WHAT IS NEEDED: Go through the listing and set it down exactly, leaving out its pictures.

RECORDS:
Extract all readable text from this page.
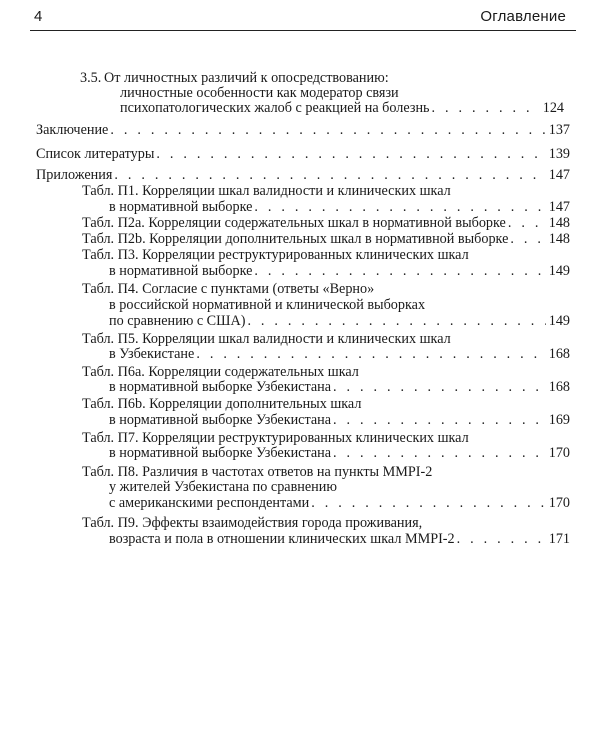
4	Оглавление
3.5. От личностных различий к опосредствованию:
личностные особенности как модератор связи
психопатологических жалоб с реакцией на болезнь . . .	124
Заключение . . .	137
Список литературы . . .	139
Приложения . . .	147
Табл. П1. Корреляции шкал валидности и клинических шкал
в нормативной выборке . . .	147
Табл. П2а. Корреляции содержательных шкал в нормативной выборке . . .	148
Табл. П2b. Корреляции дополнительных шкал в нормативной выборке . . .	148
Табл. П3. Корреляции реструктурированных клинических шкал
в нормативной выборке . . .	149
Табл. П4. Согласие с пунктами (ответы «Верно»
в российской нормативной и клинической выборках
по сравнению с США) . . .	149
Табл. П5. Корреляции шкал валидности и клинических шкал
в Узбекистане . . .	168
Табл. П6а. Корреляции содержательных шкал
в нормативной выборке Узбекистана . . .	168
Табл. П6b. Корреляции дополнительных шкал
в нормативной выборке Узбекистана . . .	169
Табл. П7. Корреляции реструктурированных клинических шкал
в нормативной выборке Узбекистана . . .	170
Табл. П8. Различия в частотах ответов на пункты MMPI-2
у жителей Узбекистана по сравнению
с американскими респондентами . . .	170
Табл. П9. Эффекты взаимодействия города проживания,
возраста и пола в отношении клинических шкал MMPI-2 . . .	171
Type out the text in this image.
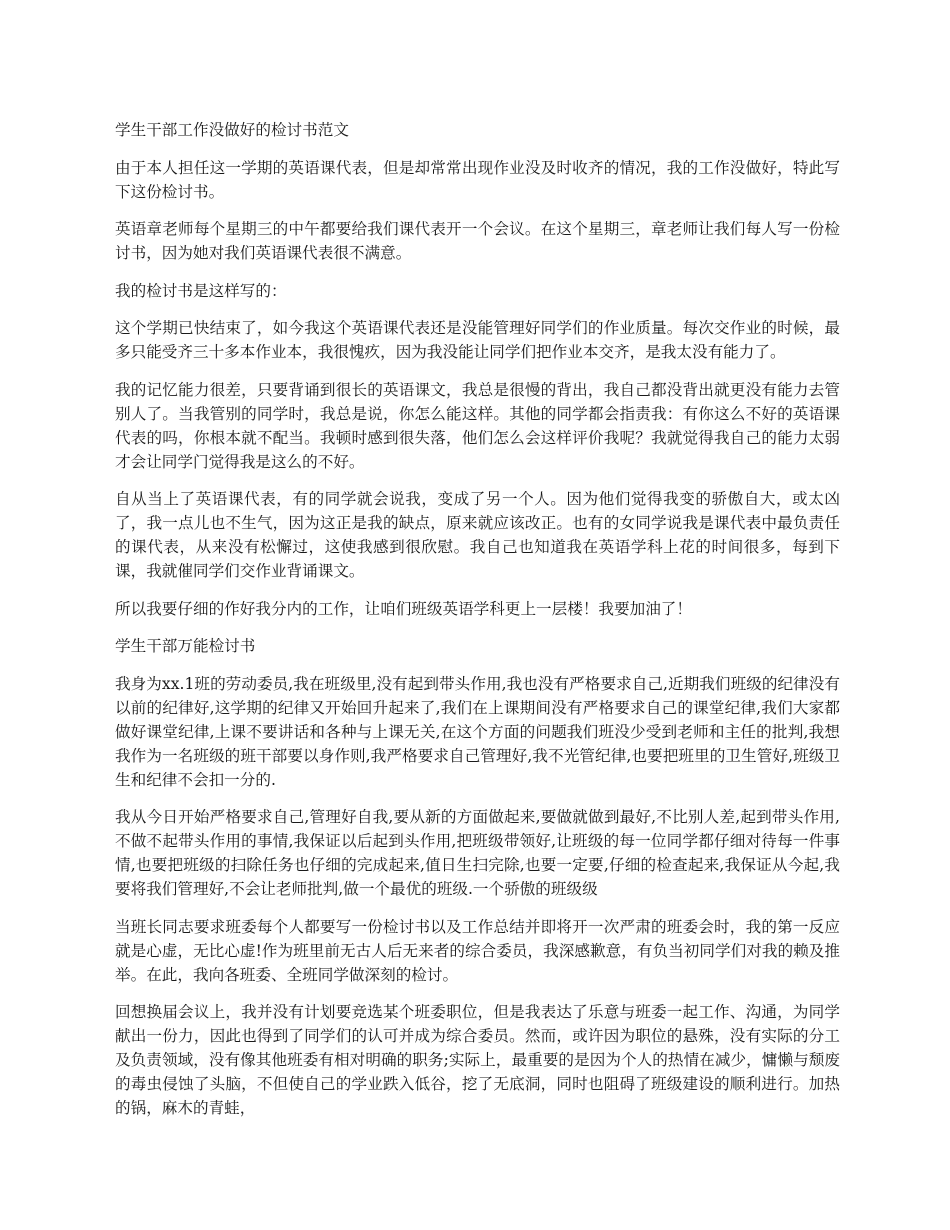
学生干部工作没做好的检讨书范文

由于本人担任这一学期的英语课代表，但是却常常出现作业没及时收齐的情况，我的工作没做好，特此写下这份检讨书。

英语章老师每个星期三的中午都要给我们课代表开一个会议。在这个星期三，章老师让我们每人写一份检讨书，因为她对我们英语课代表很不满意。

我的检讨书是这样写的：

这个学期已快结束了，如今我这个英语课代表还是没能管理好同学们的作业质量。每次交作业的时候，最多只能受齐三十多本作业本，我很愧疚，因为我没能让同学们把作业本交齐，是我太没有能力了。

我的记忆能力很差，只要背诵到很长的英语课文，我总是很慢的背出，我自己都没背出就更没有能力去管别人了。当我管别的同学时，我总是说，你怎么能这样。其他的同学都会指责我：有你这么不好的英语课代表的吗，你根本就不配当。我顿时感到很失落，他们怎么会这样评价我呢？我就觉得我自己的能力太弱才会让同学门觉得我是这么的不好。

自从当上了英语课代表，有的同学就会说我，变成了另一个人。因为他们觉得我变的骄傲自大，或太凶了，我一点儿也不生气，因为这正是我的缺点，原来就应该改正。也有的女同学说我是课代表中最负责任的课代表，从来没有松懈过，这使我感到很欣慰。我自己也知道我在英语学科上花的时间很多，每到下课，我就催同学们交作业背诵课文。

所以我要仔细的作好我分内的工作，让咱们班级英语学科更上一层楼！我要加油了！

学生干部万能检讨书

我身为xx.1班的劳动委员,我在班级里,没有起到带头作用,我也没有严格要求自己,近期我们班级的纪律没有以前的纪律好,这学期的纪律又开始回升起来了,我们在上课期间没有严格要求自己的课堂纪律,我们大家都做好课堂纪律,上课不要讲话和各种与上课无关,在这个方面的问题我们班没少受到老师和主任的批判,我想我作为一名班级的班干部要以身作则,我严格要求自己管理好,我不光管纪律,也要把班里的卫生管好,班级卫生和纪律不会扣一分的.

我从今日开始严格要求自己,管理好自我,要从新的方面做起来,要做就做到最好,不比别人差,起到带头作用,不做不起带头作用的事情,我保证以后起到头作用,把班级带领好,让班级的每一位同学都仔细对待每一件事情,也要把班级的扫除任务也仔细的完成起来,值日生扫完除,也要一定要,仔细的检查起来,我保证从今起,我要将我们管理好,不会让老师批判,做一个最优的班级.一个骄傲的班级级

当班长同志要求班委每个人都要写一份检讨书以及工作总结并即将开一次严肃的班委会时，我的第一反应就是心虚，无比心虚!作为班里前无古人后无来者的综合委员，我深感歉意，有负当初同学们对我的赖及推举。在此，我向各班委、全班同学做深刻的检讨。

回想换届会议上，我并没有计划要竞选某个班委职位，但是我表达了乐意与班委一起工作、沟通，为同学献出一份力，因此也得到了同学们的认可并成为综合委员。然而，或许因为职位的悬殊，没有实际的分工及负责领域，没有像其他班委有相对明确的职务;实际上，最重要的是因为个人的热情在减少，慵懒与颓废的毒虫侵蚀了头脑，不但使自己的学业跌入低谷，挖了无底洞，同时也阻碍了班级建设的顺利进行。加热的锅，麻木的青蛙，
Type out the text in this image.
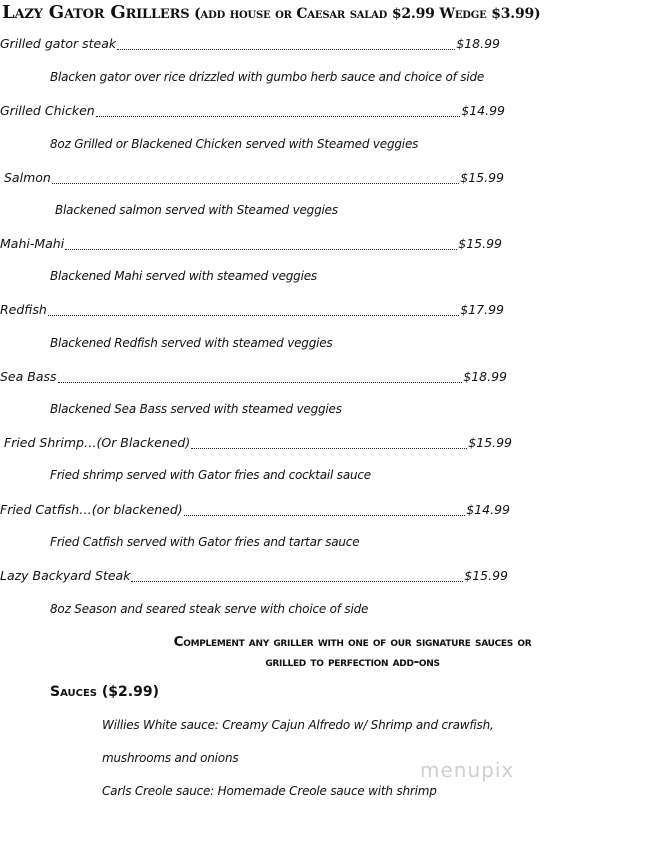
Lazy Gator Grillers (add house or Caesar salad $2.99 Wedge $3.99)
Grilled gator steak	$18.99
Blacken gator over rice drizzled with gumbo herb sauce and choice of side
Grilled Chicken	$14.99
8oz Grilled or Blackened Chicken served with Steamed veggies
Salmon	$15.99
Blackened salmon served with Steamed veggies
Mahi-Mahi	$15.99
Blackened Mahi served with steamed veggies
Redfish	$17.99
Blackened Redfish served with steamed veggies
Sea Bass	$18.99
Blackened Sea Bass served with steamed veggies
Fried Shrimp…(Or Blackened)	$15.99
Fried shrimp served with Gator fries and cocktail sauce
Fried Catfish…(or blackened)	$14.99
Fried Catfish served with Gator fries and tartar sauce
Lazy Backyard Steak	$15.99
8oz Season and seared steak serve with choice of side
Complement any griller with one of our signature sauces or
grilled to perfection add-ons
Sauces ($2.99)
Willies White sauce: Creamy Cajun Alfredo w/ Shrimp and crawfish,
mushrooms and onions
Carls Creole sauce: Homemade Creole sauce with shrimp
menupix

ANSWER TO THIS PROBLEM:
Extract all readable text from this page.
4	Оглавление
3.5. От личностных различий к опосредствованию:
личностные особенности как модератор связи
психопатологических жалоб с реакцией на болезнь . . .	124
Заключение . . .	137
Список литературы . . .	139
Приложения . . .	147
Табл. П1. Корреляции шкал валидности и клинических шкал
в нормативной выборке . . .	147
Табл. П2а. Корреляции содержательных шкал в нормативной выборке . . .	148
Табл. П2b. Корреляции дополнительных шкал в нормативной выборке . . .	148
Табл. П3. Корреляции реструктурированных клинических шкал
в нормативной выборке . . .	149
Табл. П4. Согласие с пунктами (ответы «Верно»
в российской нормативной и клинической выборках
по сравнению с США) . . .	149
Табл. П5. Корреляции шкал валидности и клинических шкал
в Узбекистане . . .	168
Табл. П6а. Корреляции содержательных шкал
в нормативной выборке Узбекистана . . .	168
Табл. П6b. Корреляции дополнительных шкал
в нормативной выборке Узбекистана . . .	169
Табл. П7. Корреляции реструктурированных клинических шкал
в нормативной выборке Узбекистана . . .	170
Табл. П8. Различия в частотах ответов на пункты MMPI-2
у жителей Узбекистана по сравнению
с американскими респондентами . . .	170
Табл. П9. Эффекты взаимодействия города проживания,
возраста и пола в отношении клинических шкал MMPI-2 . . .	171
Type out the text in this image.
学生干部工作没做好的检讨书范文

由于本人担任这一学期的英语课代表，但是却常常出现作业没及时收齐的情况，我的工作没做好，特此写下这份检讨书。

英语章老师每个星期三的中午都要给我们课代表开一个会议。在这个星期三，章老师让我们每人写一份检讨书，因为她对我们英语课代表很不满意。

我的检讨书是这样写的：

这个学期已快结束了，如今我这个英语课代表还是没能管理好同学们的作业质量。每次交作业的时候，最多只能受齐三十多本作业本，我很愧疚，因为我没能让同学们把作业本交齐，是我太没有能力了。

我的记忆能力很差，只要背诵到很长的英语课文，我总是很慢的背出，我自己都没背出就更没有能力去管别人了。当我管别的同学时，我总是说，你怎么能这样。其他的同学都会指责我：有你这么不好的英语课代表的吗，你根本就不配当。我顿时感到很失落，他们怎么会这样评价我呢？我就觉得我自己的能力太弱才会让同学门觉得我是这么的不好。

自从当上了英语课代表，有的同学就会说我，变成了另一个人。因为他们觉得我变的骄傲自大，或太凶了，我一点儿也不生气，因为这正是我的缺点，原来就应该改正。也有的女同学说我是课代表中最负责任的课代表，从来没有松懈过，这使我感到很欣慰。我自己也知道我在英语学科上花的时间很多，每到下课，我就催同学们交作业背诵课文。

所以我要仔细的作好我分内的工作，让咱们班级英语学科更上一层楼！我要加油了！

学生干部万能检讨书

我身为xx.1班的劳动委员,我在班级里,没有起到带头作用,我也没有严格要求自己,近期我们班级的纪律没有以前的纪律好,这学期的纪律又开始回升起来了,我们在上课期间没有严格要求自己的课堂纪律,我们大家都做好课堂纪律,上课不要讲话和各种与上课无关,在这个方面的问题我们班没少受到老师和主任的批判,我想我作为一名班级的班干部要以身作则,我严格要求自己管理好,我不光管纪律,也要把班里的卫生管好,班级卫生和纪律不会扣一分的.

我从今日开始严格要求自己,管理好自我,要从新的方面做起来,要做就做到最好,不比别人差,起到带头作用,不做不起带头作用的事情,我保证以后起到头作用,把班级带领好,让班级的每一位同学都仔细对待每一件事情,也要把班级的扫除任务也仔细的完成起来,值日生扫完除,也要一定要,仔细的检查起来,我保证从今起,我要将我们管理好,不会让老师批判,做一个最优的班级.一个骄傲的班级级

当班长同志要求班委每个人都要写一份检讨书以及工作总结并即将开一次严肃的班委会时，我的第一反应就是心虚，无比心虚!作为班里前无古人后无来者的综合委员，我深感歉意，有负当初同学们对我的赖及推举。在此，我向各班委、全班同学做深刻的检讨。

回想换届会议上，我并没有计划要竞选某个班委职位，但是我表达了乐意与班委一起工作、沟通，为同学献出一份力，因此也得到了同学们的认可并成为综合委员。然而，或许因为职位的悬殊，没有实际的分工及负责领域，没有像其他班委有相对明确的职务;实际上，最重要的是因为个人的热情在减少，慵懒与颓废的毒虫侵蚀了头脑，不但使自己的学业跌入低谷，挖了无底洞，同时也阻碍了班级建设的顺利进行。加热的锅，麻木的青蛙，
Type out the text in this image.
Lazy Gator Grillers (add house or Caesar salad $2.99 Wedge $3.99)
Grilled gator steak	$18.99
Blacken gator over rice drizzled with gumbo herb sauce and choice of side
Grilled Chicken	$14.99
8oz Grilled or Blackened Chicken served with Steamed veggies
Salmon	$15.99
Blackened salmon served with Steamed veggies
Mahi-Mahi	$15.99
Blackened Mahi served with steamed veggies
Redfish	$17.99
Blackened Redfish served with steamed veggies
Sea Bass	$18.99
Blackened Sea Bass served with steamed veggies
Fried Shrimp…(Or Blackened)	$15.99
Fried shrimp served with Gator fries and cocktail sauce
Fried Catfish…(or blackened)	$14.99
Fried Catfish served with Gator fries and tartar sauce
Lazy Backyard Steak	$15.99
8oz Season and seared steak serve with choice of side
Complement any griller with one of our signature sauces or
grilled to perfection add-ons
Sauces ($2.99)
Willies White sauce: Creamy Cajun Alfredo w/ Shrimp and crawfish,
mushrooms and onions
Carls Creole sauce: Homemade Creole sauce with shrimp
menupix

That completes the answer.